§ The problem
Keep the pictures out of the copy and print all the entries below exactly.

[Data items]
>> Start

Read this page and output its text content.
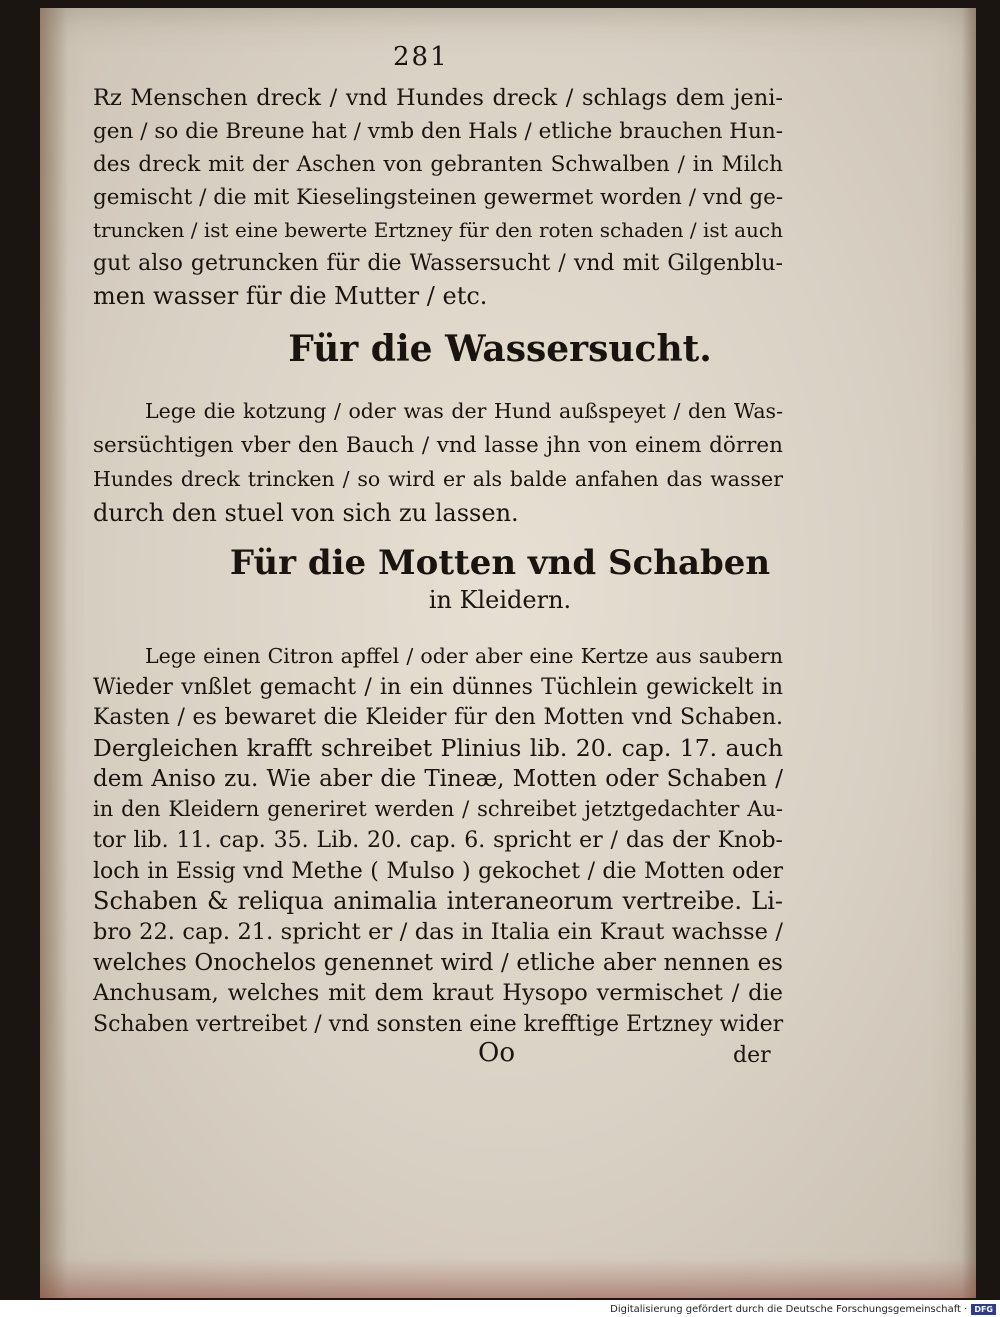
281
Rz Menschen dreck / vnd Hundes dreck / schlags dem jeni-
gen / so die Breune hat / vmb den Hals / etliche brauchen Hun-
des dreck mit der Aschen von gebranten Schwalben / in Milch
gemischt / die mit Kieselingsteinen gewermet worden / vnd ge-
truncken / ist eine bewerte Ertzney für den roten schaden / ist auch
gut also getruncken für die Wassersucht / vnd mit Gilgenblu-
men wasser für die Mutter / etc.
Für die Wassersucht.
Lege die kotzung / oder was der Hund außspeyet / den Was-
sersüchtigen vber den Bauch / vnd lasse jhn von einem dörren
Hundes dreck trincken / so wird er als balde anfahen das wasser
durch den stuel von sich zu lassen.
Für die Motten vnd Schaben
in Kleidern.
Lege einen Citron apffel / oder aber eine Kertze aus saubern
Wieder vnßlet gemacht / in ein dünnes Tüchlein gewickelt in
Kasten / es bewaret die Kleider für den Motten vnd Schaben.
Dergleichen krafft schreibet Plinius lib. 20. cap. 17. auch
dem Aniso zu. Wie aber die Tineæ, Motten oder Schaben /
in den Kleidern generiret werden / schreibet jetztgedachter Au-
tor lib. 11. cap. 35. Lib. 20. cap. 6. spricht er / das der Knob-
loch in Essig vnd Methe ( Mulso ) gekochet / die Motten oder
Schaben & reliqua animalia interaneorum vertreibe. Li-
bro 22. cap. 21. spricht er / das in Italia ein Kraut wachsse /
welches Onochelos genennet wird / etliche aber nennen es
Anchusam, welches mit dem kraut Hysopo vermischet / die
Schaben vertreibet / vnd sonsten eine krefftige Ertzney wider
Oo	der
Digitalisierung gefördert durch die Deutsche Forschungsgemeinschaft · DFG
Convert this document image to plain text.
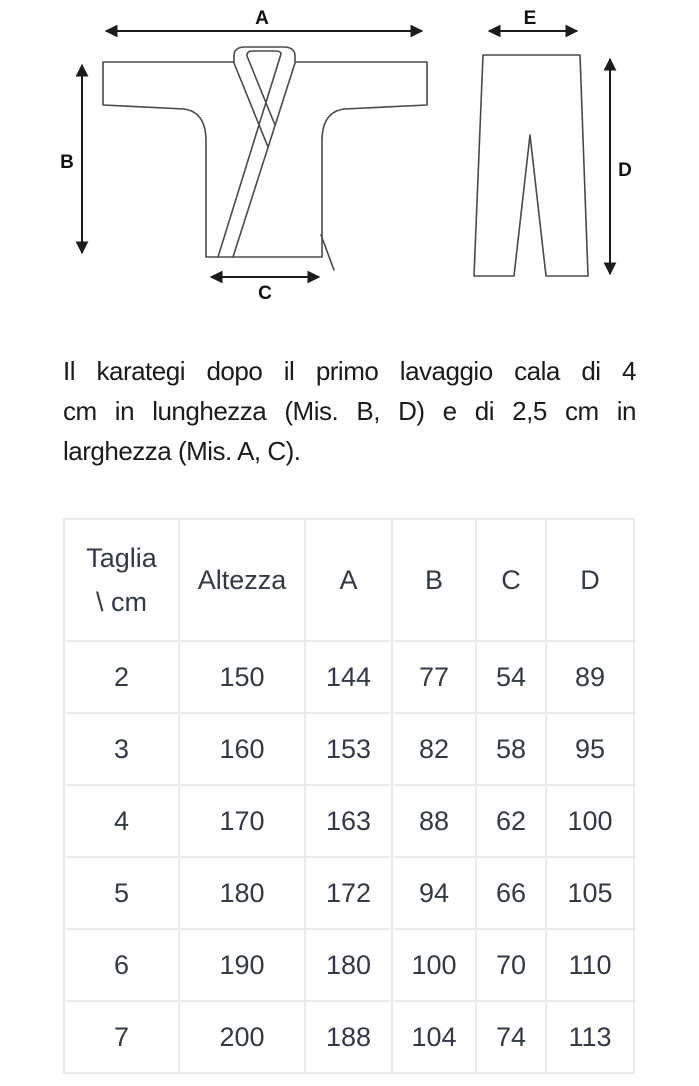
A
B
C
E
D
Il karategi dopo il primo lavaggio cala di 4
cm in lunghezza (Mis. B, D) e di 2,5 cm in
larghezza (Mis. A, C).
Taglia
\ cm	Altezza	A	B	C	D
2	150	144	77	54	89
3	160	153	82	58	95
4	170	163	88	62	100
5	180	172	94	66	105
6	190	180	100	70	110
7	200	188	104	74	113
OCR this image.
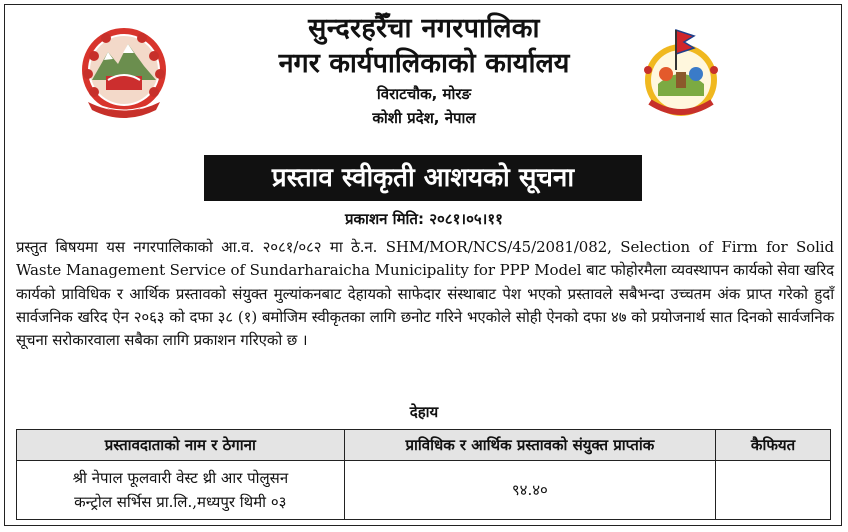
सुन्दरहरैँचा नगरपालिका
नगर कार्यपालिकाको कार्यालय
विराटचौक, मोरङ
कोशी प्रदेश, नेपाल
प्रस्ताव स्वीकृती आशयको सूचना
प्रकाशन मिति: २०८१।०५।११
प्रस्तुत बिषयमा यस नगरपालिकाको आ.व. २०८१/०८२ मा ठे.न. SHM/MOR/NCS/45/2081/082, Selection of Firm for Solid Waste Management Service of Sundarharaicha Municipality for PPP Model बाट फोहोरमैला व्यवस्थापन कार्यको सेवा खरिद कार्यको प्राविधिक र आर्थिक प्रस्तावको संयुक्त मुल्यांकनबाट देहायको साफेदार संस्थाबाट पेश भएको प्रस्तावले सबैभन्दा उच्चतम अंक प्राप्त गरेको हुदाँ सार्वजनिक खरिद ऐन २०६३ को दफा ३८ (१) बमोजिम स्वीकृतका लागि छनोट गरिने भएकोले सोही ऐनको दफा ४७ को प्रयोजनार्थ सात दिनको सार्वजनिक सूचना सरोकारवाला सबैका लागि प्रकाशन गरिएको छ ।
देहाय
प्रस्तावदाताको नाम र ठेगाना	प्राविधिक र आर्थिक प्रस्तावको संयुक्त प्राप्तांक	कैफियत

श्री नेपाल फूलवारी वेस्ट थ्री आर पोलुसन
कन्ट्रोल सर्भिस प्रा.लि.,मध्यपुर थिमी ०३	९४.४०	
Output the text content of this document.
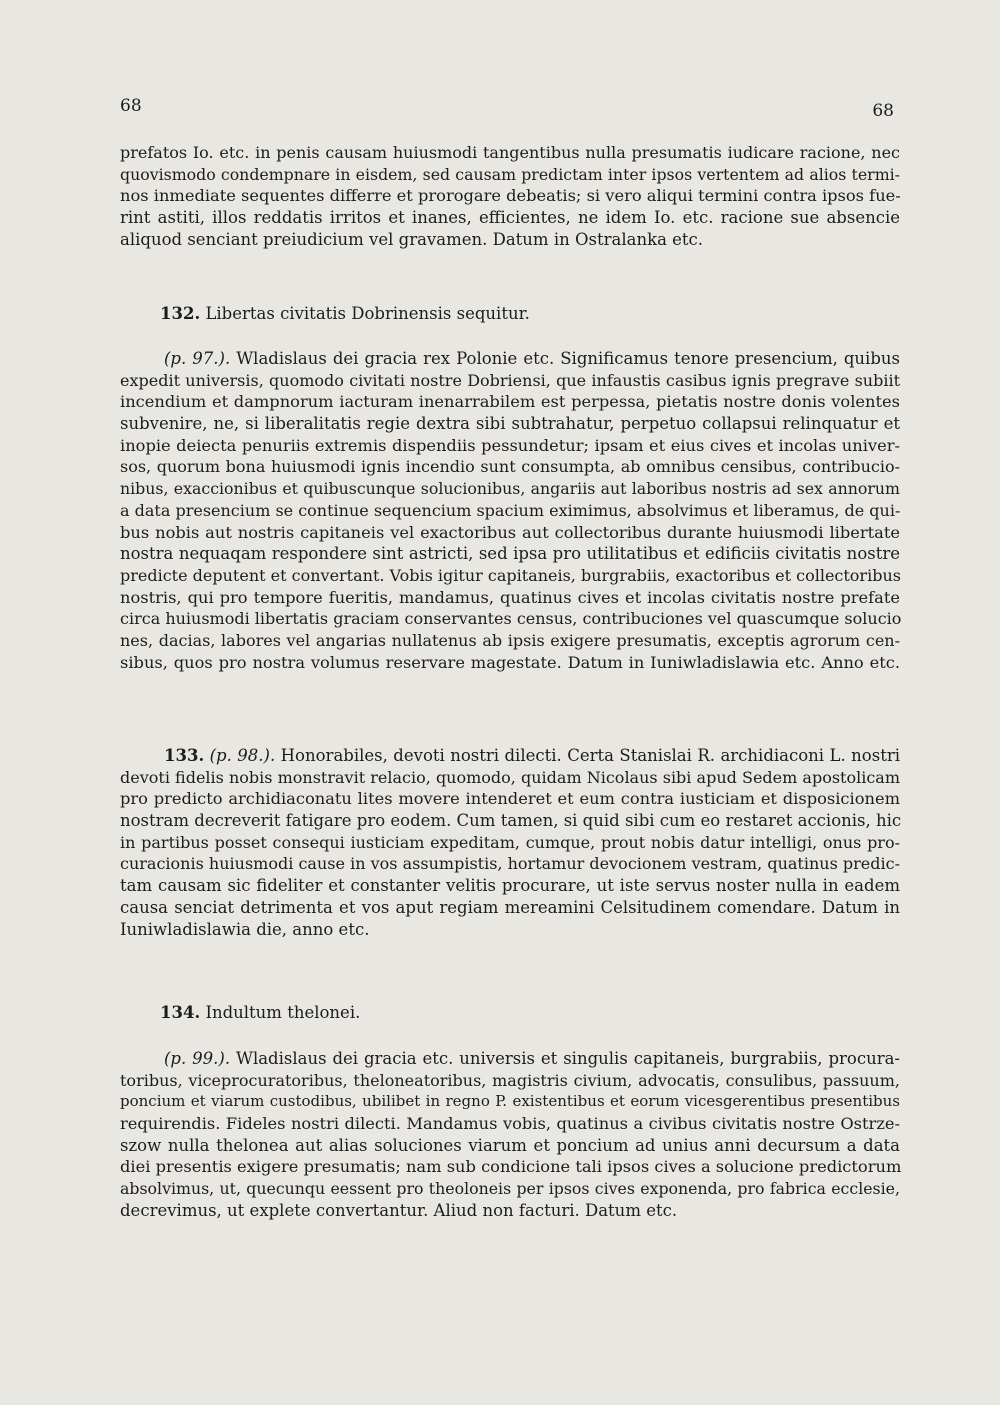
68	68
prefatos Io. etc. in penis causam huiusmodi tangentibus nulla presumatis iudicare racione, nec
quovismodo condempnare in eisdem, sed causam predictam inter ipsos vertentem ad alios termi-
nos inmediate sequentes differre et prorogare debeatis; si vero aliqui termini contra ipsos fue-
rint astiti, illos reddatis irritos et inanes, efficientes, ne idem Io. etc. racione sue absencie
aliquod senciant preiudicium vel gravamen. Datum in Ostralanka etc.
132. Libertas civitatis Dobrinensis sequitur.
(p. 97.). Wladislaus dei gracia rex Polonie etc. Significamus tenore presencium, quibus
expedit universis, quomodo civitati nostre Dobriensi, que infaustis casibus ignis pregrave subiit
incendium et dampnorum iacturam inenarrabilem est perpessa, pietatis nostre donis volentes
subvenire, ne, si liberalitatis regie dextra sibi subtrahatur, perpetuo collapsui relinquatur et
inopie deiecta penuriis extremis dispendiis pessundetur; ipsam et eius cives et incolas univer-
sos, quorum bona huiusmodi ignis incendio sunt consumpta, ab omnibus censibus, contribucio-
nibus, exaccionibus et quibuscunque solucionibus, angariis aut laboribus nostris ad sex annorum
a data presencium se continue sequencium spacium eximimus, absolvimus et liberamus, de qui-
bus nobis aut nostris capitaneis vel exactoribus aut collectoribus durante huiusmodi libertate
nostra nequaqam respondere sint astricti, sed ipsa pro utilitatibus et edificiis civitatis nostre
predicte deputent et convertant. Vobis igitur capitaneis, burgrabiis, exactoribus et collectoribus
nostris, qui pro tempore fueritis, mandamus, quatinus cives et incolas civitatis nostre prefate
circa huiusmodi libertatis graciam conservantes census, contribuciones vel quascumque solucio
nes, dacias, labores vel angarias nullatenus ab ipsis exigere presumatis, exceptis agrorum cen-
sibus, quos pro nostra volumus reservare magestate. Datum in Iuniwladislawia etc. Anno etc.
133. (p. 98.). Honorabiles, devoti nostri dilecti. Certa Stanislai R. archidiaconi L. nostri
devoti fidelis nobis monstravit relacio, quomodo, quidam Nicolaus sibi apud Sedem apostolicam
pro predicto archidiaconatu lites movere intenderet et eum contra iusticiam et disposicionem
nostram decreverit fatigare pro eodem. Cum tamen, si quid sibi cum eo restaret accionis, hic
in partibus posset consequi iusticiam expeditam, cumque, prout nobis datur intelligi, onus pro-
curacionis huiusmodi cause in vos assumpistis, hortamur devocionem vestram, quatinus predic-
tam causam sic fideliter et constanter velitis procurare, ut iste servus noster nulla in eadem
causa senciat detrimenta et vos aput regiam mereamini Celsitudinem comendare. Datum in
Iuniwladislawia die, anno etc.
134. Indultum thelonei.
(p. 99.). Wladislaus dei gracia etc. universis et singulis capitaneis, burgrabiis, procura-
toribus, viceprocuratoribus, theloneatoribus, magistris civium, advocatis, consulibus, passuum,
poncium et viarum custodibus, ubilibet in regno P. existentibus et eorum vicesgerentibus presentibus
requirendis. Fideles nostri dilecti. Mandamus vobis, quatinus a civibus civitatis nostre Ostrze-
szow nulla thelonea aut alias soluciones viarum et poncium ad unius anni decursum a data
diei presentis exigere presumatis; nam sub condicione tali ipsos cives a solucione predictorum
absolvimus, ut, quecunqu eessent pro theoloneis per ipsos cives exponenda, pro fabrica ecclesie,
decrevimus, ut explete convertantur. Aliud non facturi. Datum etc.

>> End

§ Solved exercise
Read this page and output its text content.
281
Rz Menschen dreck / vnd Hundes dreck / schlags dem jeni-
gen / so die Breune hat / vmb den Hals / etliche brauchen Hun-
des dreck mit der Aschen von gebranten Schwalben / in Milch
gemischt / die mit Kieselingsteinen gewermet worden / vnd ge-
truncken / ist eine bewerte Ertzney für den roten schaden / ist auch
gut also getruncken für die Wassersucht / vnd mit Gilgenblu-
men wasser für die Mutter / etc.
Für die Wassersucht.
Lege die kotzung / oder was der Hund außspeyet / den Was-
sersüchtigen vber den Bauch / vnd lasse jhn von einem dörren
Hundes dreck trincken / so wird er als balde anfahen das wasser
durch den stuel von sich zu lassen.
Für die Motten vnd Schaben
in Kleidern.
Lege einen Citron apffel / oder aber eine Kertze aus saubern
Wieder vnßlet gemacht / in ein dünnes Tüchlein gewickelt in
Kasten / es bewaret die Kleider für den Motten vnd Schaben.
Dergleichen krafft schreibet Plinius lib. 20. cap. 17. auch
dem Aniso zu. Wie aber die Tineæ, Motten oder Schaben /
in den Kleidern generiret werden / schreibet jetztgedachter Au-
tor lib. 11. cap. 35. Lib. 20. cap. 6. spricht er / das der Knob-
loch in Essig vnd Methe ( Mulso ) gekochet / die Motten oder
Schaben & reliqua animalia interaneorum vertreibe. Li-
bro 22. cap. 21. spricht er / das in Italia ein Kraut wachsse /
welches Onochelos genennet wird / etliche aber nennen es
Anchusam, welches mit dem kraut Hysopo vermischet / die
Schaben vertreibet / vnd sonsten eine krefftige Ertzney wider
Oo	der
Digitalisierung gefördert durch die Deutsche Forschungsgemeinschaft · DFG
Convert this document image to plain text.
A
B
C
E
D
Il karategi dopo il primo lavaggio cala di 4
cm in lunghezza (Mis. B, D) e di 2,5 cm in
larghezza (Mis. A, C).
Taglia
\ cm	Altezza	A	B	C	D
2	150	144	77	54	89
3	160	153	82	58	95
4	170	163	88	62	100
5	180	172	94	66	105
6	190	180	100	70	110
7	200	188	104	74	113
OCR this image.
सुन्दरहरैँचा नगरपालिका
नगर कार्यपालिकाको कार्यालय
विराटचौक, मोरङ
कोशी प्रदेश, नेपाल
प्रस्ताव स्वीकृती आशयको सूचना
प्रकाशन मिति: २०८१।०५।११
प्रस्तुत बिषयमा यस नगरपालिकाको आ.व. २०८१/०८२ मा ठे.न. SHM/MOR/NCS/45/2081/082, Selection of Firm for Solid Waste Management Service of Sundarharaicha Municipality for PPP Model बाट फोहोरमैला व्यवस्थापन कार्यको सेवा खरिद कार्यको प्राविधिक र आर्थिक प्रस्तावको संयुक्त मुल्यांकनबाट देहायको साफेदार संस्थाबाट पेश भएको प्रस्तावले सबैभन्दा उच्चतम अंक प्राप्त गरेको हुदाँ सार्वजनिक खरिद ऐन २०६३ को दफा ३८ (१) बमोजिम स्वीकृतका लागि छनोट गरिने भएकोले सोही ऐनको दफा ४७ को प्रयोजनार्थ सात दिनको सार्वजनिक सूचना सरोकारवाला सबैका लागि प्रकाशन गरिएको छ ।
देहाय
प्रस्तावदाताको नाम र ठेगाना	प्राविधिक र आर्थिक प्रस्तावको संयुक्त प्राप्तांक	कैफियत

श्री नेपाल फूलवारी वेस्ट थ्री आर पोलुसन
कन्ट्रोल सर्भिस प्रा.लि.,मध्यपुर थिमी ०३	९४.४०	
Output the text content of this document.
68	68
prefatos Io. etc. in penis causam huiusmodi tangentibus nulla presumatis iudicare racione, nec
quovismodo condempnare in eisdem, sed causam predictam inter ipsos vertentem ad alios termi-
nos inmediate sequentes differre et prorogare debeatis; si vero aliqui termini contra ipsos fue-
rint astiti, illos reddatis irritos et inanes, efficientes, ne idem Io. etc. racione sue absencie
aliquod senciant preiudicium vel gravamen. Datum in Ostralanka etc.
132. Libertas civitatis Dobrinensis sequitur.
(p. 97.). Wladislaus dei gracia rex Polonie etc. Significamus tenore presencium, quibus
expedit universis, quomodo civitati nostre Dobriensi, que infaustis casibus ignis pregrave subiit
incendium et dampnorum iacturam inenarrabilem est perpessa, pietatis nostre donis volentes
subvenire, ne, si liberalitatis regie dextra sibi subtrahatur, perpetuo collapsui relinquatur et
inopie deiecta penuriis extremis dispendiis pessundetur; ipsam et eius cives et incolas univer-
sos, quorum bona huiusmodi ignis incendio sunt consumpta, ab omnibus censibus, contribucio-
nibus, exaccionibus et quibuscunque solucionibus, angariis aut laboribus nostris ad sex annorum
a data presencium se continue sequencium spacium eximimus, absolvimus et liberamus, de qui-
bus nobis aut nostris capitaneis vel exactoribus aut collectoribus durante huiusmodi libertate
nostra nequaqam respondere sint astricti, sed ipsa pro utilitatibus et edificiis civitatis nostre
predicte deputent et convertant. Vobis igitur capitaneis, burgrabiis, exactoribus et collectoribus
nostris, qui pro tempore fueritis, mandamus, quatinus cives et incolas civitatis nostre prefate
circa huiusmodi libertatis graciam conservantes census, contribuciones vel quascumque solucio
nes, dacias, labores vel angarias nullatenus ab ipsis exigere presumatis, exceptis agrorum cen-
sibus, quos pro nostra volumus reservare magestate. Datum in Iuniwladislawia etc. Anno etc.
133. (p. 98.). Honorabiles, devoti nostri dilecti. Certa Stanislai R. archidiaconi L. nostri
devoti fidelis nobis monstravit relacio, quomodo, quidam Nicolaus sibi apud Sedem apostolicam
pro predicto archidiaconatu lites movere intenderet et eum contra iusticiam et disposicionem
nostram decreverit fatigare pro eodem. Cum tamen, si quid sibi cum eo restaret accionis, hic
in partibus posset consequi iusticiam expeditam, cumque, prout nobis datur intelligi, onus pro-
curacionis huiusmodi cause in vos assumpistis, hortamur devocionem vestram, quatinus predic-
tam causam sic fideliter et constanter velitis procurare, ut iste servus noster nulla in eadem
causa senciat detrimenta et vos aput regiam mereamini Celsitudinem comendare. Datum in
Iuniwladislawia die, anno etc.
134. Indultum thelonei.
(p. 99.). Wladislaus dei gracia etc. universis et singulis capitaneis, burgrabiis, procura-
toribus, viceprocuratoribus, theloneatoribus, magistris civium, advocatis, consulibus, passuum,
poncium et viarum custodibus, ubilibet in regno P. existentibus et eorum vicesgerentibus presentibus
requirendis. Fideles nostri dilecti. Mandamus vobis, quatinus a civibus civitatis nostre Ostrze-
szow nulla thelonea aut alias soluciones viarum et poncium ad unius anni decursum a data
diei presentis exigere presumatis; nam sub condicione tali ipsos cives a solucione predictorum
absolvimus, ut, quecunqu eessent pro theoloneis per ipsos cives exponenda, pro fabrica ecclesie,
decrevimus, ut explete convertantur. Aliud non facturi. Datum etc.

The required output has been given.